*What is being asked*.
Keep only the lines of the data below that contain "screenshot", and copy them.

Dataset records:
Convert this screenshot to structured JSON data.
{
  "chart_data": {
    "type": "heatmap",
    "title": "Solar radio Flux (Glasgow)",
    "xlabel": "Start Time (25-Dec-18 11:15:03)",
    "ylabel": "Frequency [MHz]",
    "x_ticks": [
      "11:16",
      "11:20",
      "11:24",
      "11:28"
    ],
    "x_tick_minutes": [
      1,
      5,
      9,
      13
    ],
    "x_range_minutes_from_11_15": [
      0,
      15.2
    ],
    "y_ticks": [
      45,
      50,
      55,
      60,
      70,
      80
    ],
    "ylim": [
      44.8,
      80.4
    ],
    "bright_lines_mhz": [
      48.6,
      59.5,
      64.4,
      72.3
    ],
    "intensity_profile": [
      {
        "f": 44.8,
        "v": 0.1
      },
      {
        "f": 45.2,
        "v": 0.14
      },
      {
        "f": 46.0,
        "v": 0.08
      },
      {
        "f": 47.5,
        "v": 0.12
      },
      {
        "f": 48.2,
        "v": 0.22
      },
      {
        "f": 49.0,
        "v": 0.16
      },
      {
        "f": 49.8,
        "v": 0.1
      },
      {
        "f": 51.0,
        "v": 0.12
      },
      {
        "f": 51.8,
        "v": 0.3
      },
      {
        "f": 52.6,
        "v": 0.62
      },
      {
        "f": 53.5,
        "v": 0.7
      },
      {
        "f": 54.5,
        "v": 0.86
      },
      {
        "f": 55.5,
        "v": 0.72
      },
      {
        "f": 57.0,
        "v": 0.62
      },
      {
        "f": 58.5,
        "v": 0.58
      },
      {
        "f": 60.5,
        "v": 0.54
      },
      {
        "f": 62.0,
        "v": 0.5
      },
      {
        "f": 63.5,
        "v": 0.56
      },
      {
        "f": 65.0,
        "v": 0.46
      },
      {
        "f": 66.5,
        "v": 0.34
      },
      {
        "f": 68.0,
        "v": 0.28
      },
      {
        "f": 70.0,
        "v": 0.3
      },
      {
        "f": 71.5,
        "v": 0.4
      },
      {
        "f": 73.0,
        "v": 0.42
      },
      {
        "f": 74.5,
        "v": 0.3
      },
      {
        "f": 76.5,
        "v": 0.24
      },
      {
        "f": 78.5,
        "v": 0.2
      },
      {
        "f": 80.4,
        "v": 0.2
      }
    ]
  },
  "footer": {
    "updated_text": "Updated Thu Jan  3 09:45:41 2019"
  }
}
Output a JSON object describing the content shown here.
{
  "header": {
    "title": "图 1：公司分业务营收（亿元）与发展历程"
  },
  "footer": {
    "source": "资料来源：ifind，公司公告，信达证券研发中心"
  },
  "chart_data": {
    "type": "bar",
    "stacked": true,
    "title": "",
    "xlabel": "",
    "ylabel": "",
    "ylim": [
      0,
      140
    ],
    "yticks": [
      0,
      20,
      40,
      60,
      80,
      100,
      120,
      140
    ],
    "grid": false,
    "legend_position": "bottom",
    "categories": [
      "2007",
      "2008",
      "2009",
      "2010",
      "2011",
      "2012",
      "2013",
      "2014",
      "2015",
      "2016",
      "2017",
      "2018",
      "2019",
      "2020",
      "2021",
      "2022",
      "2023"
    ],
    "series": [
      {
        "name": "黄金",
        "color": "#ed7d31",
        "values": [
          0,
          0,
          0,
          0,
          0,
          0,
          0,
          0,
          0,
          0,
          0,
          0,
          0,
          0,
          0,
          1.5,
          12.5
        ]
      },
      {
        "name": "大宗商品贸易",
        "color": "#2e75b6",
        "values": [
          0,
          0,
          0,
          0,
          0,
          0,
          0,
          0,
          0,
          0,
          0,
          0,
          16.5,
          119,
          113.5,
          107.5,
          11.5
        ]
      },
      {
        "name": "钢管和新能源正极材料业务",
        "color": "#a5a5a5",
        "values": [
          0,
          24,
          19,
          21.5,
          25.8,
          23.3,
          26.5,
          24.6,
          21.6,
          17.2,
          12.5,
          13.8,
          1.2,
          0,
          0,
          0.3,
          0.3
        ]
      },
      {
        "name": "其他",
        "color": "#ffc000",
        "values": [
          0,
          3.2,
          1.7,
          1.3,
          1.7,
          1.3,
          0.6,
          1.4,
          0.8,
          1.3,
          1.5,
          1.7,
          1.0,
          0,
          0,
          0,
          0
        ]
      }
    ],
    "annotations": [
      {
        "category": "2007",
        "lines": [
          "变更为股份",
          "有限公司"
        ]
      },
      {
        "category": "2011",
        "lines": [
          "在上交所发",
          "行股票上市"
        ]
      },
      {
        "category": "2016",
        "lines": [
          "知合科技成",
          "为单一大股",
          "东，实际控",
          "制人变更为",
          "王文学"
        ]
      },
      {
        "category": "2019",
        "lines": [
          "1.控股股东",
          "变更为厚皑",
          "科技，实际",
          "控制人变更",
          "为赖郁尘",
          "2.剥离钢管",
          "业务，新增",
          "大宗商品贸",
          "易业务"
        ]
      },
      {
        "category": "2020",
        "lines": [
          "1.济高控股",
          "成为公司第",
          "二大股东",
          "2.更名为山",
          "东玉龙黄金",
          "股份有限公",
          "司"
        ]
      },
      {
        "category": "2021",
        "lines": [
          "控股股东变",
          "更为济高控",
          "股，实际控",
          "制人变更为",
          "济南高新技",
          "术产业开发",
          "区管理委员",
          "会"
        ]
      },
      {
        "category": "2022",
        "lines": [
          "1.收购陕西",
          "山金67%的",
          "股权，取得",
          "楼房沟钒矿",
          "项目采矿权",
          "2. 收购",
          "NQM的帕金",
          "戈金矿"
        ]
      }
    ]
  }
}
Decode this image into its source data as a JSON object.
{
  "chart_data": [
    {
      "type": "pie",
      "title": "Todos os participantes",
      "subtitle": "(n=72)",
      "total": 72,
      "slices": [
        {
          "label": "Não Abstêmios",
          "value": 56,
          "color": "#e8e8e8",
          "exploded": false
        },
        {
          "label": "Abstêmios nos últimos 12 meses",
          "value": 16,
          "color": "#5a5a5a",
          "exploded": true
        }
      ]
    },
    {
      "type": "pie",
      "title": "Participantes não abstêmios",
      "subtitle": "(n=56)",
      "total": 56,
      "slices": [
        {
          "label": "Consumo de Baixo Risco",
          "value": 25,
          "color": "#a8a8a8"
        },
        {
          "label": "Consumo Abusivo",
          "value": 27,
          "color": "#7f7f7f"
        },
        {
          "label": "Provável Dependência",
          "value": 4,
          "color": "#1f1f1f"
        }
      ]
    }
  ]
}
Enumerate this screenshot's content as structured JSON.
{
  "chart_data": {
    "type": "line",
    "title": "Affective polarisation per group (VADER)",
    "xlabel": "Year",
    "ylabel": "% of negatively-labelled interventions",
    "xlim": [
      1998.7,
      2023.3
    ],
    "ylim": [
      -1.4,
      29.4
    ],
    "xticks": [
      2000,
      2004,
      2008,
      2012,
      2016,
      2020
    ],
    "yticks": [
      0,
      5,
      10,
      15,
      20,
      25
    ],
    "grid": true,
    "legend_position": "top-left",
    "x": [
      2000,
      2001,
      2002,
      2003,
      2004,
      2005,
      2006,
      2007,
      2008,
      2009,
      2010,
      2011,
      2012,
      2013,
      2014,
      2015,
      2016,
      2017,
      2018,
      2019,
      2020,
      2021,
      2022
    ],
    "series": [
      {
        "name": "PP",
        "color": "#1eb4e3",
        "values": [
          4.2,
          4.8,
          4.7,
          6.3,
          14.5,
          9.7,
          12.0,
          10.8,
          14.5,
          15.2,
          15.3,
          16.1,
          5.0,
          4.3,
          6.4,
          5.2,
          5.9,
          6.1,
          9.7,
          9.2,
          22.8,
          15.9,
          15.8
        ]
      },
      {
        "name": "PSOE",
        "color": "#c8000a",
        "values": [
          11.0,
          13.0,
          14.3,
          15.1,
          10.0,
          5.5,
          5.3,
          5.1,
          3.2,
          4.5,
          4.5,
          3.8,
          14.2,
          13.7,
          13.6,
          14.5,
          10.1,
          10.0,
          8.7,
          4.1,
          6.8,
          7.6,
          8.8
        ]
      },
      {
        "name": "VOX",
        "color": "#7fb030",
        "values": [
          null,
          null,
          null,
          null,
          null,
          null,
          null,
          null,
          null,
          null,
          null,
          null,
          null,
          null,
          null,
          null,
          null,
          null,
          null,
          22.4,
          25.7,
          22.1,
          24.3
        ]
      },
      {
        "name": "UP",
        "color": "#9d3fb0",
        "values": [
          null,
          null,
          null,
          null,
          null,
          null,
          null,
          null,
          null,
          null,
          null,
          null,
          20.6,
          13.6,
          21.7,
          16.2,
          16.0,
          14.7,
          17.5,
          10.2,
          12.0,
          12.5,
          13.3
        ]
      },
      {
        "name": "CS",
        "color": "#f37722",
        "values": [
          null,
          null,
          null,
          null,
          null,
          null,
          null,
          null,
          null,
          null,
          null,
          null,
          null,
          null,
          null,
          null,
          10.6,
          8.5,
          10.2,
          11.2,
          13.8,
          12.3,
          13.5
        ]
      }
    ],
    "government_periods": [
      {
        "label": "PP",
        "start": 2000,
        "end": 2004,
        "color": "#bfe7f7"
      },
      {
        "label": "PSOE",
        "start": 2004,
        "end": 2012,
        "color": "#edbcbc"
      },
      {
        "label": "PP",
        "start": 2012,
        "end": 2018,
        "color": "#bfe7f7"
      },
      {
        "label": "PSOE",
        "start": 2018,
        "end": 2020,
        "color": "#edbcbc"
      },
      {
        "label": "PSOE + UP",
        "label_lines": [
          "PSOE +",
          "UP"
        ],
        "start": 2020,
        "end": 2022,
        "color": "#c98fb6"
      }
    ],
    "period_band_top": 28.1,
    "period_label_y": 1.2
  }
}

*Full response*.
Convert this screenshot to structured JSON data.
Enumerate this screenshot's content as structured JSON.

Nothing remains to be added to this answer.